• Short task:
Whenever a line below holds the word "Infrastruktursektorer", copy that line.

• Exercise data:
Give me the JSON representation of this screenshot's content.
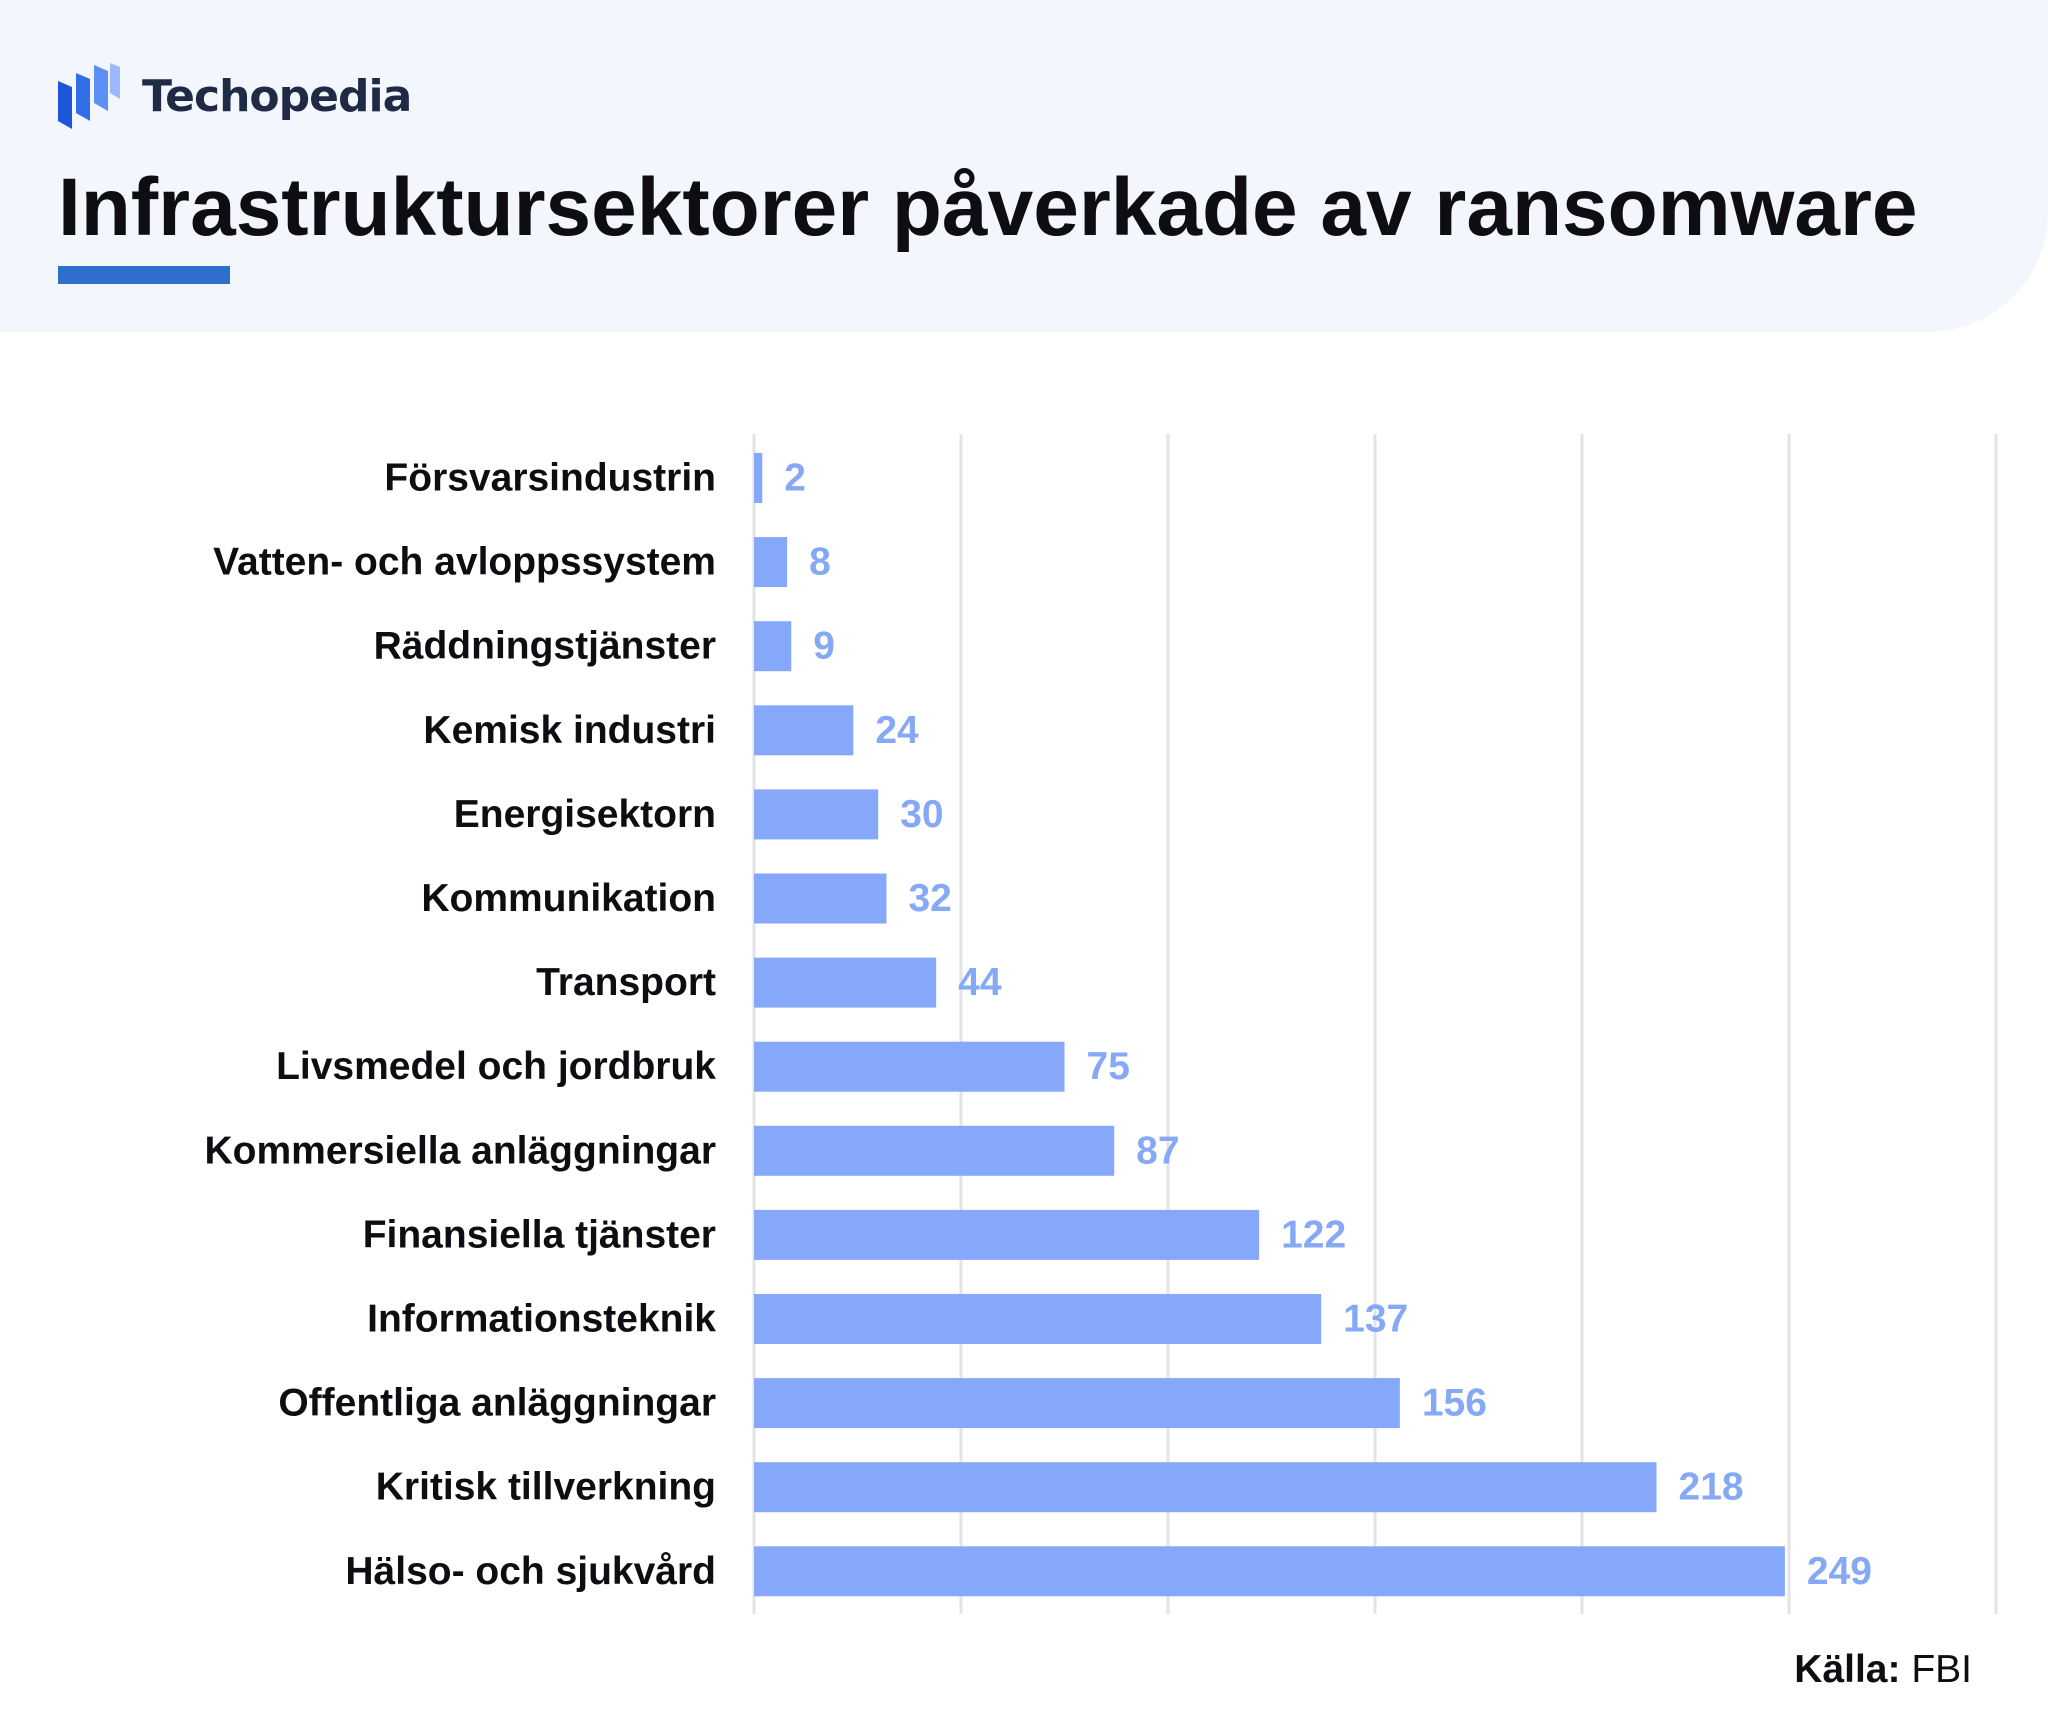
{
  "brand": {
    "name": "Techopedia",
    "logo_icon": "techopedia-logo-icon",
    "accent_color": "#2f6fcc"
  },
  "title": "Infrastruktursektorer påverkade av ransomware",
  "source": {
    "label": "Källa:",
    "value": "FBI"
  },
  "colors": {
    "bar": "#86a8fb",
    "value_label": "#86a9f5",
    "grid": "#e3e3e8",
    "header_background": "#f4f6fd"
  },
  "chart_data": {
    "type": "bar",
    "orientation": "horizontal",
    "title": "Infrastruktursektorer påverkade av ransomware",
    "xlabel": "",
    "ylabel": "",
    "xlim": [
      0,
      300
    ],
    "grid": true,
    "legend": "none",
    "categories": [
      "Försvarsindustrin",
      "Vatten- och avloppssystem",
      "Räddningstjänster",
      "Kemisk industri",
      "Energisektorn",
      "Kommunikation",
      "Transport",
      "Livsmedel och jordbruk",
      "Kommersiella anläggningar",
      "Finansiella tjänster",
      "Informationsteknik",
      "Offentliga anläggningar",
      "Kritisk tillverkning",
      "Hälso- och sjukvård"
    ],
    "values": [
      2,
      8,
      9,
      24,
      30,
      32,
      44,
      75,
      87,
      122,
      137,
      156,
      218,
      249
    ]
  }
}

• Answer to the exercise:
  "title": "Infrastruktursektorer påverkade av ransomware",
    "title": "Infrastruktursektorer påverkade av ransomware",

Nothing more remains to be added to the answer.